▶ _Requirements_
Each line that contains the word "name" counts once; give the total for the records below and nothing else.

▶ _Rows_
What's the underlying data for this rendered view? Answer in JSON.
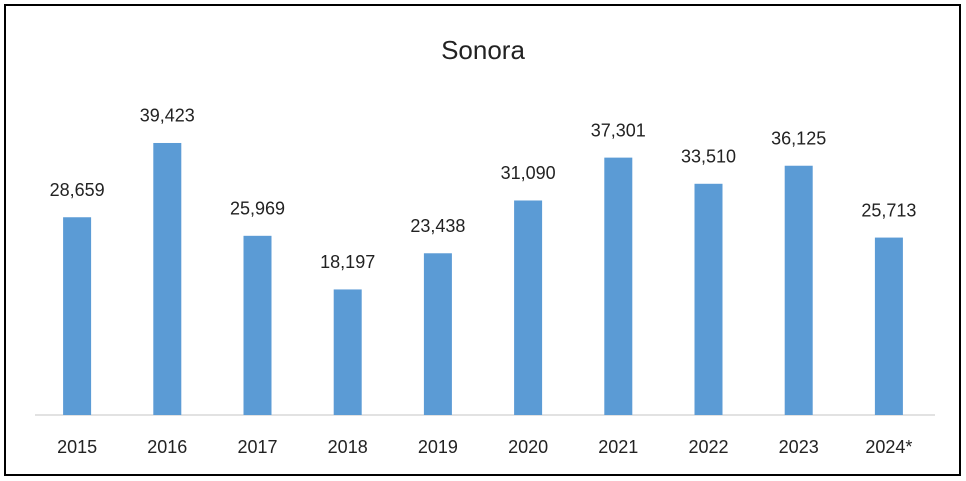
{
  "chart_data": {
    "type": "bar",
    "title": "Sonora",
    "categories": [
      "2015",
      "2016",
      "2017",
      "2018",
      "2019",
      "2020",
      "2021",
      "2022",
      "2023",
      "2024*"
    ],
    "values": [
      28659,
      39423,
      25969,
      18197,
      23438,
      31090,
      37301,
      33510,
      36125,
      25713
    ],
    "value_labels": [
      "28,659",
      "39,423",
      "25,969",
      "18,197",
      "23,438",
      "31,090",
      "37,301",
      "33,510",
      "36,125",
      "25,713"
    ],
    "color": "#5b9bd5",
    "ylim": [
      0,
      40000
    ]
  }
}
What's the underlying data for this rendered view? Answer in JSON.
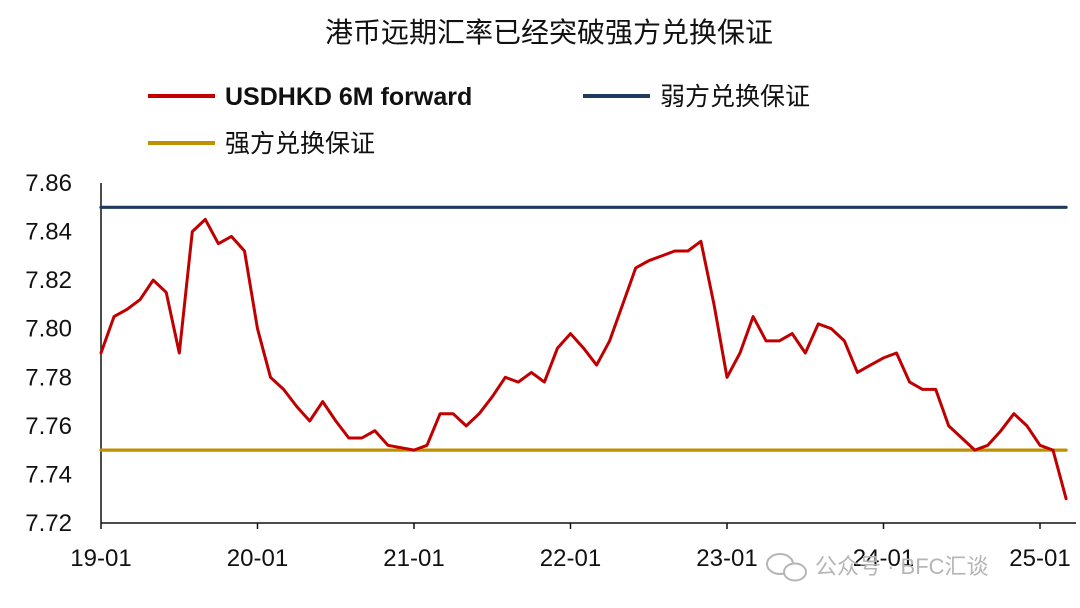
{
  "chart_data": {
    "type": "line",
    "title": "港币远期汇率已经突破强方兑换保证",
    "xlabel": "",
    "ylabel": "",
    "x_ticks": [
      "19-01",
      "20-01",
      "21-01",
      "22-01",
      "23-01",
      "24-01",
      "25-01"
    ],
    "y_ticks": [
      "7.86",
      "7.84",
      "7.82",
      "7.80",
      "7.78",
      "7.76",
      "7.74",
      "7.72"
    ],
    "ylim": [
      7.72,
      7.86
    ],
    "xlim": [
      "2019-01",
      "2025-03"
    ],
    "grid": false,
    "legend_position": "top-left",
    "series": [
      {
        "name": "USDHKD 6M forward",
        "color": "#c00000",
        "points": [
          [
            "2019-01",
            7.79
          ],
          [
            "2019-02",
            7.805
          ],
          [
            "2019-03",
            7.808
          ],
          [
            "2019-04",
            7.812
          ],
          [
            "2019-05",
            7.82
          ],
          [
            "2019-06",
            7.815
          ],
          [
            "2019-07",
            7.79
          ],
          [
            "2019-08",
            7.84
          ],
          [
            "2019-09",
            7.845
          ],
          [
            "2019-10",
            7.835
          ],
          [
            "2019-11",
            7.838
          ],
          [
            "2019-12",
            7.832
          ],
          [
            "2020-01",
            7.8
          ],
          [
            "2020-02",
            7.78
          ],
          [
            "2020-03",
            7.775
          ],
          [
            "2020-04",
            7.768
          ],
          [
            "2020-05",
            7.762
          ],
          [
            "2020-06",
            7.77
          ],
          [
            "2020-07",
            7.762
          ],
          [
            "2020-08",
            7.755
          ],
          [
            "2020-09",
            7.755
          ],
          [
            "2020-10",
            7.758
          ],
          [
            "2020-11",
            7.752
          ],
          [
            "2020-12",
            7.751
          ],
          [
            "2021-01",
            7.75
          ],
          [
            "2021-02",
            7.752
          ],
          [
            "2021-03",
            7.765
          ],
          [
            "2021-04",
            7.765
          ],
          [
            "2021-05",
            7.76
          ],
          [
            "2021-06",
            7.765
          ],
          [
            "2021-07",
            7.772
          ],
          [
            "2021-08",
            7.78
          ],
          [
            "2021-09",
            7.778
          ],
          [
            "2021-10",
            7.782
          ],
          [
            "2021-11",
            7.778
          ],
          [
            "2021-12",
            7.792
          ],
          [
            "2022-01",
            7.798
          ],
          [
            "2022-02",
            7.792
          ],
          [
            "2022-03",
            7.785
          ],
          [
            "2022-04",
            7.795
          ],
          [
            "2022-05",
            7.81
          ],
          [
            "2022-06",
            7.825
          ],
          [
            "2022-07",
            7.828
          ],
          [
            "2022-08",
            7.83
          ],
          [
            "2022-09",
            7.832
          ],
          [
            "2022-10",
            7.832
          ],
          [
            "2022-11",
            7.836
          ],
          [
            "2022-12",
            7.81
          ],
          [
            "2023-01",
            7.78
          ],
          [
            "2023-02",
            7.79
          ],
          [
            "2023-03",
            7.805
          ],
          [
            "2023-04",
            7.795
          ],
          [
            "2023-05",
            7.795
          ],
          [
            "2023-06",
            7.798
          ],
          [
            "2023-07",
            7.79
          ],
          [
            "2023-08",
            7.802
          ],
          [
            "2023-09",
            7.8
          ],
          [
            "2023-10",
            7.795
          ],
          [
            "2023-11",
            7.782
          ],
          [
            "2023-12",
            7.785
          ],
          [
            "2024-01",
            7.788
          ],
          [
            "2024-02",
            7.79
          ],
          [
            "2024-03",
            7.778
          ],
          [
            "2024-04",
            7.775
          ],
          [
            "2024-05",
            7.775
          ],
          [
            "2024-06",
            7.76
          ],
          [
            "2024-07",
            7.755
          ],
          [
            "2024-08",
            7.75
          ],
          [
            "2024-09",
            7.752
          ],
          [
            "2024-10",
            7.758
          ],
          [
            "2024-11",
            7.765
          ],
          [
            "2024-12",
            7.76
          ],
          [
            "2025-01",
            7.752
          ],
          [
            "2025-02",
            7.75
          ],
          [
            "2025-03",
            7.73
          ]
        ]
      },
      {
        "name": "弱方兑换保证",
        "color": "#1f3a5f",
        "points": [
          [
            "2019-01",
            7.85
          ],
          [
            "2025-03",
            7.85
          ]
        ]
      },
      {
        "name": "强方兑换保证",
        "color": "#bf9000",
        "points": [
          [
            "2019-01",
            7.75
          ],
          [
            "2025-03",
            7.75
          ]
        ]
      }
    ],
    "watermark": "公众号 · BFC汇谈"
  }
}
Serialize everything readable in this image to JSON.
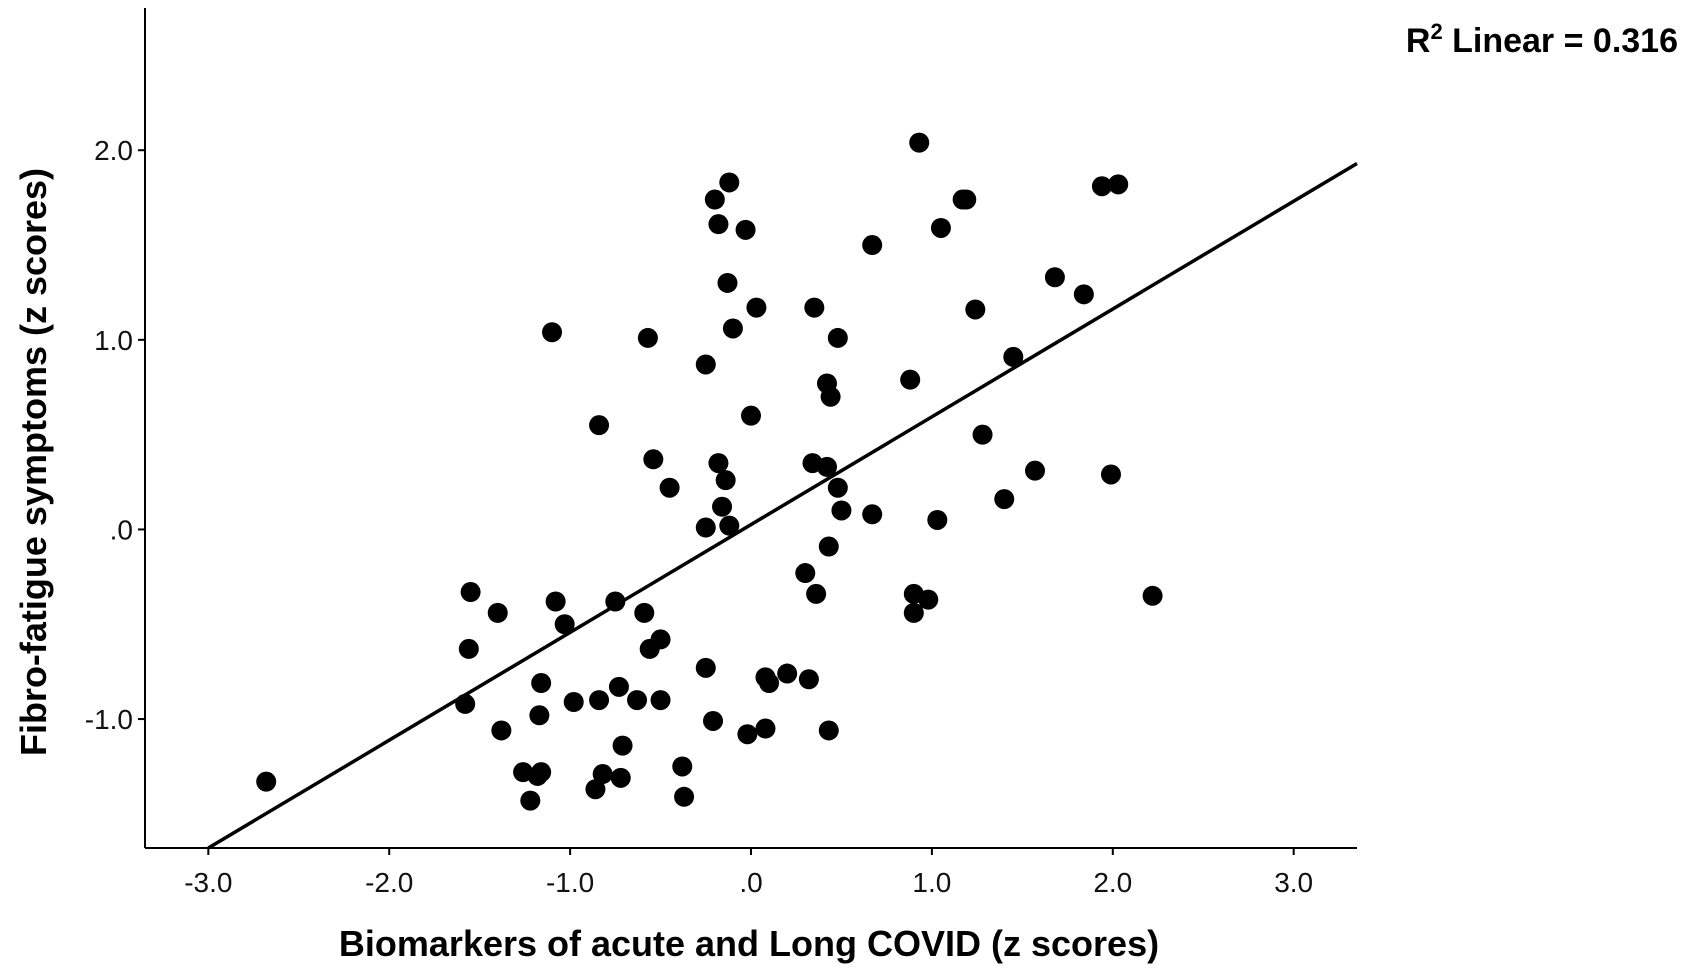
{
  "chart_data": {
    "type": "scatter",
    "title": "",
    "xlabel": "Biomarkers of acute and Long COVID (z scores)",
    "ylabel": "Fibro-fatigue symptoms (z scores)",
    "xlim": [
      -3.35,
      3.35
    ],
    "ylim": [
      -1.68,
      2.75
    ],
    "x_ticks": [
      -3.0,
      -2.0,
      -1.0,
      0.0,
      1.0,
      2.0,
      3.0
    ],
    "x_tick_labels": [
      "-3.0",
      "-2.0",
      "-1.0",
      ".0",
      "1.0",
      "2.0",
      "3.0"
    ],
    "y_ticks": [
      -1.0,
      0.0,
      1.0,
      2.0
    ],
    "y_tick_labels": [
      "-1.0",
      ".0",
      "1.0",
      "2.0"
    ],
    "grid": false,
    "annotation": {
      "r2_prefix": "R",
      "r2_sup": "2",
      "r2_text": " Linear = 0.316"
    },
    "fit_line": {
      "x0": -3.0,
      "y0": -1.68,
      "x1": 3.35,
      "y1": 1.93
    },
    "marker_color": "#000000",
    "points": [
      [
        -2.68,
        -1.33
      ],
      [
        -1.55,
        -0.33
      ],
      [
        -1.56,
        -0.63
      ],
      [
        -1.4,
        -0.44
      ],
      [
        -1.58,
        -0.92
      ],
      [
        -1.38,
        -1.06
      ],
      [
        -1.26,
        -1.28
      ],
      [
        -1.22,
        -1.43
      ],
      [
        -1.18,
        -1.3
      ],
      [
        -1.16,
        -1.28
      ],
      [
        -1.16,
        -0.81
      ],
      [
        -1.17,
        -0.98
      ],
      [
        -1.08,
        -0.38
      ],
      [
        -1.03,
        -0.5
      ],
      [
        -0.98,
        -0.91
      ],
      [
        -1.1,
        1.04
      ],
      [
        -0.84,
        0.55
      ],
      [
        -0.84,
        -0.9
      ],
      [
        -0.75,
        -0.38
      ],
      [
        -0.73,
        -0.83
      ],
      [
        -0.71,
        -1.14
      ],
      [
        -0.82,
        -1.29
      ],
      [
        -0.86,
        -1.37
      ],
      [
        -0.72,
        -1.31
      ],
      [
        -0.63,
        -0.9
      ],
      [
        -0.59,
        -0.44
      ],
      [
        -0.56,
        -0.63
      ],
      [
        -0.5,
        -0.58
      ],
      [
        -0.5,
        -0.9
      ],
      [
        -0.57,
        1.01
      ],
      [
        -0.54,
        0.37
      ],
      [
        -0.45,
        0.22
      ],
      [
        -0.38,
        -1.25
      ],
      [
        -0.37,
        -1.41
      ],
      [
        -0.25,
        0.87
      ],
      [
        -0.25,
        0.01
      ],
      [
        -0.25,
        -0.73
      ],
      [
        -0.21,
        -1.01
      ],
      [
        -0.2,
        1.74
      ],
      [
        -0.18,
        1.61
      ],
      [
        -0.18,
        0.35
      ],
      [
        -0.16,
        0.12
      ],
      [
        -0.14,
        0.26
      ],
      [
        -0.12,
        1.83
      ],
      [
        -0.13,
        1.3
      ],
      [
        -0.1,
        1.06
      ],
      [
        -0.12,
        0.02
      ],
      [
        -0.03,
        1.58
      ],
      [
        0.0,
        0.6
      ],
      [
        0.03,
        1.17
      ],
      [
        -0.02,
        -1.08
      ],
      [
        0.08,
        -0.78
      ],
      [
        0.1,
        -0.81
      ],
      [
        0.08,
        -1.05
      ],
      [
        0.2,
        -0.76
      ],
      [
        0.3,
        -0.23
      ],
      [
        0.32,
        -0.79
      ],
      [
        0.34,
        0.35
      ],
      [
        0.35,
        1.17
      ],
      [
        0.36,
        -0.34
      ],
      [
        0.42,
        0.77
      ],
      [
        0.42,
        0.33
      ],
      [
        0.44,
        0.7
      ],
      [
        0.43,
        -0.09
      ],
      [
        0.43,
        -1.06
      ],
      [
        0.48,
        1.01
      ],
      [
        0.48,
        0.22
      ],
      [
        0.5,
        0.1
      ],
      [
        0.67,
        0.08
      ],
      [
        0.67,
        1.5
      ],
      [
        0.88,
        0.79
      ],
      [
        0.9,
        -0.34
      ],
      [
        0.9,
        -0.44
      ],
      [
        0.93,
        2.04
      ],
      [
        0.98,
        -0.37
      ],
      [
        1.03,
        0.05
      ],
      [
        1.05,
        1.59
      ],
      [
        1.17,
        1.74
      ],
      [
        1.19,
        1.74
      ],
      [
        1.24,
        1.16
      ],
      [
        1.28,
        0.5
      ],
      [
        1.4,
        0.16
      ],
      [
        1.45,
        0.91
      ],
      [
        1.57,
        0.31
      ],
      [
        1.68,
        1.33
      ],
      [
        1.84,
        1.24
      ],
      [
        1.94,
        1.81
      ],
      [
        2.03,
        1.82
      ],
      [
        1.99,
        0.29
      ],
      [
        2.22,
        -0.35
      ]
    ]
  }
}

▶ _Solution below_
3